WHAT THE TASK REQUIRES: Repeat each record below exactly, dropping the pictures.

DATASET EXCERPTS:
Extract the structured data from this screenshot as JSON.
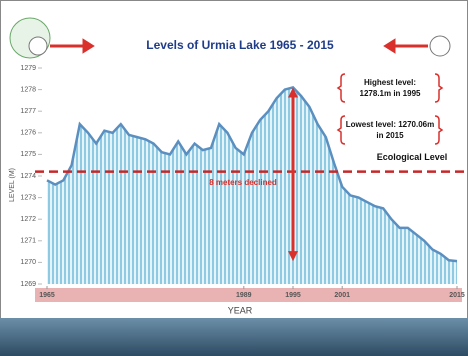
{
  "chart_data": {
    "type": "area",
    "title": "Levels of Urmia Lake 1965 - 2015",
    "x_label": "YEAR",
    "y_label": "LEVEL (M)",
    "x": [
      1965,
      1966,
      1967,
      1968,
      1969,
      1970,
      1971,
      1972,
      1973,
      1974,
      1975,
      1976,
      1977,
      1978,
      1979,
      1980,
      1981,
      1982,
      1983,
      1984,
      1985,
      1986,
      1987,
      1988,
      1989,
      1990,
      1991,
      1992,
      1993,
      1994,
      1995,
      1996,
      1997,
      1998,
      1999,
      2000,
      2001,
      2002,
      2003,
      2004,
      2005,
      2006,
      2007,
      2008,
      2009,
      2010,
      2011,
      2012,
      2013,
      2014,
      2015
    ],
    "series": [
      {
        "name": "Level",
        "color": "#5b8fc0",
        "values": [
          1273.8,
          1273.6,
          1273.8,
          1274.5,
          1276.4,
          1276.0,
          1275.5,
          1276.1,
          1276.0,
          1276.4,
          1275.9,
          1275.8,
          1275.7,
          1275.5,
          1275.1,
          1275.0,
          1275.6,
          1275.0,
          1275.5,
          1275.2,
          1275.3,
          1276.4,
          1276.0,
          1275.3,
          1275.0,
          1276.0,
          1276.6,
          1277.0,
          1277.6,
          1278.0,
          1278.1,
          1277.7,
          1277.2,
          1276.4,
          1275.8,
          1274.6,
          1273.5,
          1273.1,
          1273.0,
          1272.8,
          1272.6,
          1272.5,
          1272.0,
          1271.6,
          1271.6,
          1271.3,
          1271.0,
          1270.6,
          1270.4,
          1270.1,
          1270.06
        ]
      }
    ],
    "xlim": [
      1965,
      2015
    ],
    "xticks": [
      1965,
      1989,
      1995,
      2001,
      2015
    ],
    "ylim": [
      1269,
      1279
    ],
    "yticks": [
      1269,
      1270,
      1271,
      1272,
      1273,
      1274,
      1275,
      1276,
      1277,
      1278,
      1279
    ],
    "reference_line": {
      "value": 1274.2,
      "label": "Ecological Level",
      "color": "#c62828"
    },
    "annotations": [
      {
        "lines": [
          "Highest level:",
          "1278.1m in 1995"
        ]
      },
      {
        "lines": [
          "Lowest level: 1270.06m",
          "in 2015"
        ]
      },
      {
        "text": "8 meters declined"
      }
    ]
  }
}
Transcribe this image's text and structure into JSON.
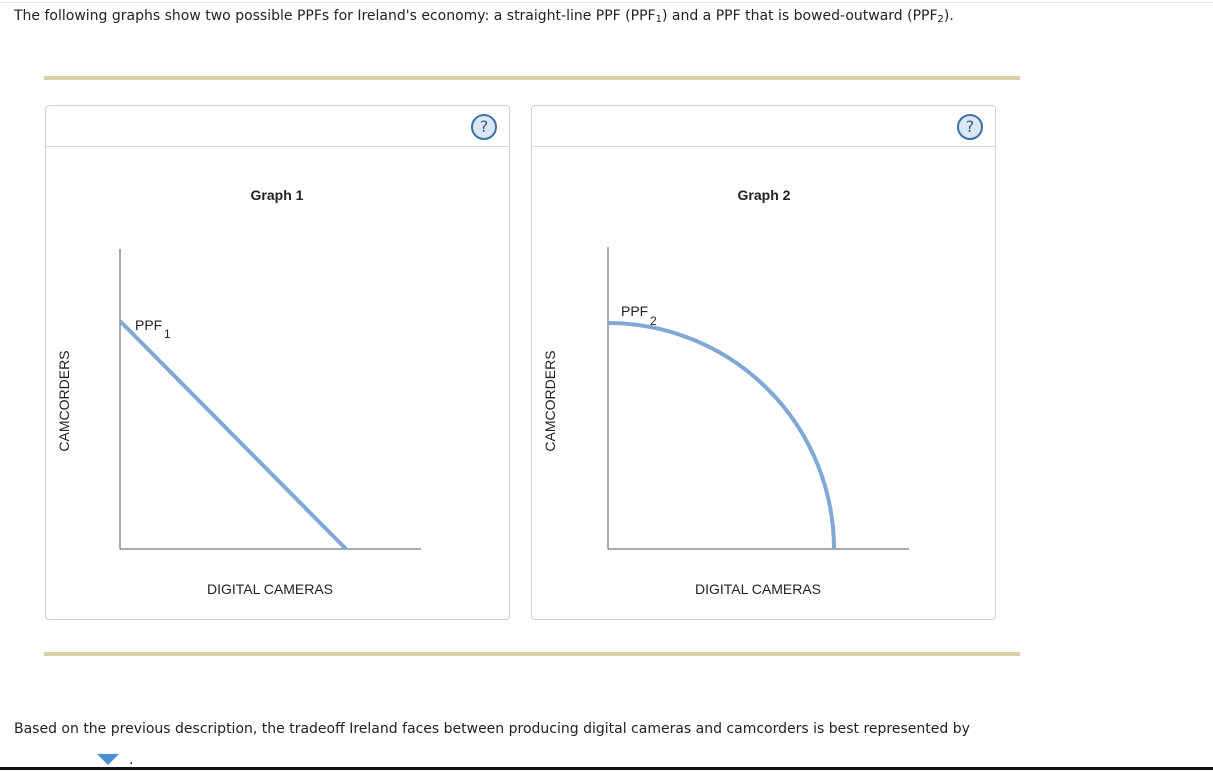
{
  "intro": [
    "The following graphs show two possible PPFs for Ireland's economy: a straight-line PPF (PPF",
    "1",
    ") and a PPF that is bowed-outward (PPF",
    "2",
    ")."
  ],
  "graphs": [
    {
      "help": "?",
      "title": "Graph 1",
      "y_label": "CAMCORDERS",
      "x_label": "DIGITAL CAMERAS",
      "curve_label": "PPF",
      "curve_sub": "1"
    },
    {
      "help": "?",
      "title": "Graph 2",
      "y_label": "CAMCORDERS",
      "x_label": "DIGITAL CAMERAS",
      "curve_label": "PPF",
      "curve_sub": "2"
    }
  ],
  "question": "Based on the previous description, the tradeoff Ireland faces between producing digital cameras and camcorders is best represented by",
  "after_dropdown": "."
}
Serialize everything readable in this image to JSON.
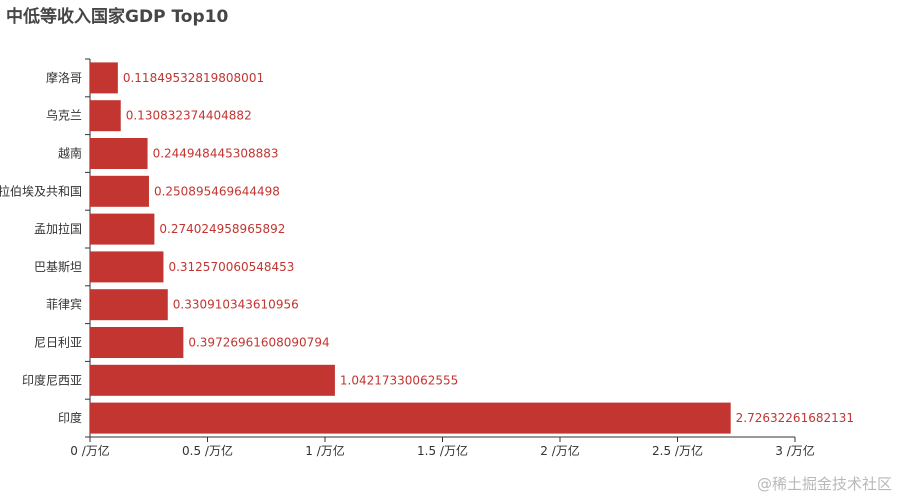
{
  "chart_data": {
    "type": "bar",
    "orientation": "horizontal",
    "title": "中低等收入国家GDP Top10",
    "categories": [
      "摩洛哥",
      "乌克兰",
      "越南",
      "阿拉伯埃及共和国",
      "孟加拉国",
      "巴基斯坦",
      "菲律宾",
      "尼日利亚",
      "印度尼西亚",
      "印度"
    ],
    "values": [
      0.11849532819808001,
      0.130832374404882,
      0.244948445308883,
      0.250895469644498,
      0.274024958965892,
      0.312570060548453,
      0.330910343610956,
      0.39726961608090794,
      1.04217330062555,
      2.72632261682131
    ],
    "value_labels": [
      "0.11849532819808001",
      "0.130832374404882",
      "0.244948445308883",
      "0.250895469644498",
      "0.274024958965892",
      "0.312570060548453",
      "0.330910343610956",
      "0.39726961608090794",
      "1.04217330062555",
      "2.72632261682131"
    ],
    "xaxis": {
      "ticks": [
        0,
        0.5,
        1,
        1.5,
        2,
        2.5,
        3
      ],
      "tick_labels": [
        "0 /万亿",
        "0.5 /万亿",
        "1 /万亿",
        "1.5 /万亿",
        "2 /万亿",
        "2.5 /万亿",
        "3 /万亿"
      ],
      "xlim": [
        0,
        3
      ]
    },
    "xlabel": "",
    "ylabel": "",
    "grid": false,
    "bar_color": "#c23531",
    "label_color": "#c23531"
  },
  "watermark": "@稀土掘金技术社区"
}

TASK OUTPUT:
Extract the structured data from this screenshot as JSON.
{
  "chart_data": {
    "type": "area",
    "title": "Levels of Urmia Lake 1965 - 2015",
    "x_label": "YEAR",
    "y_label": "LEVEL (M)",
    "x": [
      1965,
      1966,
      1967,
      1968,
      1969,
      1970,
      1971,
      1972,
      1973,
      1974,
      1975,
      1976,
      1977,
      1978,
      1979,
      1980,
      1981,
      1982,
      1983,
      1984,
      1985,
      1986,
      1987,
      1988,
      1989,
      1990,
      1991,
      1992,
      1993,
      1994,
      1995,
      1996,
      1997,
      1998,
      1999,
      2000,
      2001,
      2002,
      2003,
      2004,
      2005,
      2006,
      2007,
      2008,
      2009,
      2010,
      2011,
      2012,
      2013,
      2014,
      2015
    ],
    "series": [
      {
        "name": "Level",
        "color": "#5b8fc0",
        "values": [
          1273.8,
          1273.6,
          1273.8,
          1274.5,
          1276.4,
          1276.0,
          1275.5,
          1276.1,
          1276.0,
          1276.4,
          1275.9,
          1275.8,
          1275.7,
          1275.5,
          1275.1,
          1275.0,
          1275.6,
          1275.0,
          1275.5,
          1275.2,
          1275.3,
          1276.4,
          1276.0,
          1275.3,
          1275.0,
          1276.0,
          1276.6,
          1277.0,
          1277.6,
          1278.0,
          1278.1,
          1277.7,
          1277.2,
          1276.4,
          1275.8,
          1274.6,
          1273.5,
          1273.1,
          1273.0,
          1272.8,
          1272.6,
          1272.5,
          1272.0,
          1271.6,
          1271.6,
          1271.3,
          1271.0,
          1270.6,
          1270.4,
          1270.1,
          1270.06
        ]
      }
    ],
    "xlim": [
      1965,
      2015
    ],
    "xticks": [
      1965,
      1989,
      1995,
      2001,
      2015
    ],
    "ylim": [
      1269,
      1279
    ],
    "yticks": [
      1269,
      1270,
      1271,
      1272,
      1273,
      1274,
      1275,
      1276,
      1277,
      1278,
      1279
    ],
    "reference_line": {
      "value": 1274.2,
      "label": "Ecological Level",
      "color": "#c62828"
    },
    "annotations": [
      {
        "lines": [
          "Highest level:",
          "1278.1m in 1995"
        ]
      },
      {
        "lines": [
          "Lowest level: 1270.06m",
          "in 2015"
        ]
      },
      {
        "text": "8 meters declined"
      }
    ]
  }
}
Transcribe this image's text and structure into JSON.
{
  "intro": [
    "The following graphs show two possible PPFs for Ireland's economy: a straight-line PPF (PPF",
    "1",
    ") and a PPF that is bowed-outward (PPF",
    "2",
    ")."
  ],
  "graphs": [
    {
      "help": "?",
      "title": "Graph 1",
      "y_label": "CAMCORDERS",
      "x_label": "DIGITAL CAMERAS",
      "curve_label": "PPF",
      "curve_sub": "1"
    },
    {
      "help": "?",
      "title": "Graph 2",
      "y_label": "CAMCORDERS",
      "x_label": "DIGITAL CAMERAS",
      "curve_label": "PPF",
      "curve_sub": "2"
    }
  ],
  "question": "Based on the previous description, the tradeoff Ireland faces between producing digital cameras and camcorders is best represented by",
  "after_dropdown": "."
}
Serialize everything readable in this image to JSON.
{
  "chart_data": {
    "type": "bar",
    "orientation": "horizontal",
    "title": "中低等收入国家GDP Top10",
    "categories": [
      "摩洛哥",
      "乌克兰",
      "越南",
      "阿拉伯埃及共和国",
      "孟加拉国",
      "巴基斯坦",
      "菲律宾",
      "尼日利亚",
      "印度尼西亚",
      "印度"
    ],
    "values": [
      0.11849532819808001,
      0.130832374404882,
      0.244948445308883,
      0.250895469644498,
      0.274024958965892,
      0.312570060548453,
      0.330910343610956,
      0.39726961608090794,
      1.04217330062555,
      2.72632261682131
    ],
    "value_labels": [
      "0.11849532819808001",
      "0.130832374404882",
      "0.244948445308883",
      "0.250895469644498",
      "0.274024958965892",
      "0.312570060548453",
      "0.330910343610956",
      "0.39726961608090794",
      "1.04217330062555",
      "2.72632261682131"
    ],
    "xaxis": {
      "ticks": [
        0,
        0.5,
        1,
        1.5,
        2,
        2.5,
        3
      ],
      "tick_labels": [
        "0 /万亿",
        "0.5 /万亿",
        "1 /万亿",
        "1.5 /万亿",
        "2 /万亿",
        "2.5 /万亿",
        "3 /万亿"
      ],
      "xlim": [
        0,
        3
      ]
    },
    "xlabel": "",
    "ylabel": "",
    "grid": false,
    "bar_color": "#c23531",
    "label_color": "#c23531"
  },
  "watermark": "@稀土掘金技术社区"
}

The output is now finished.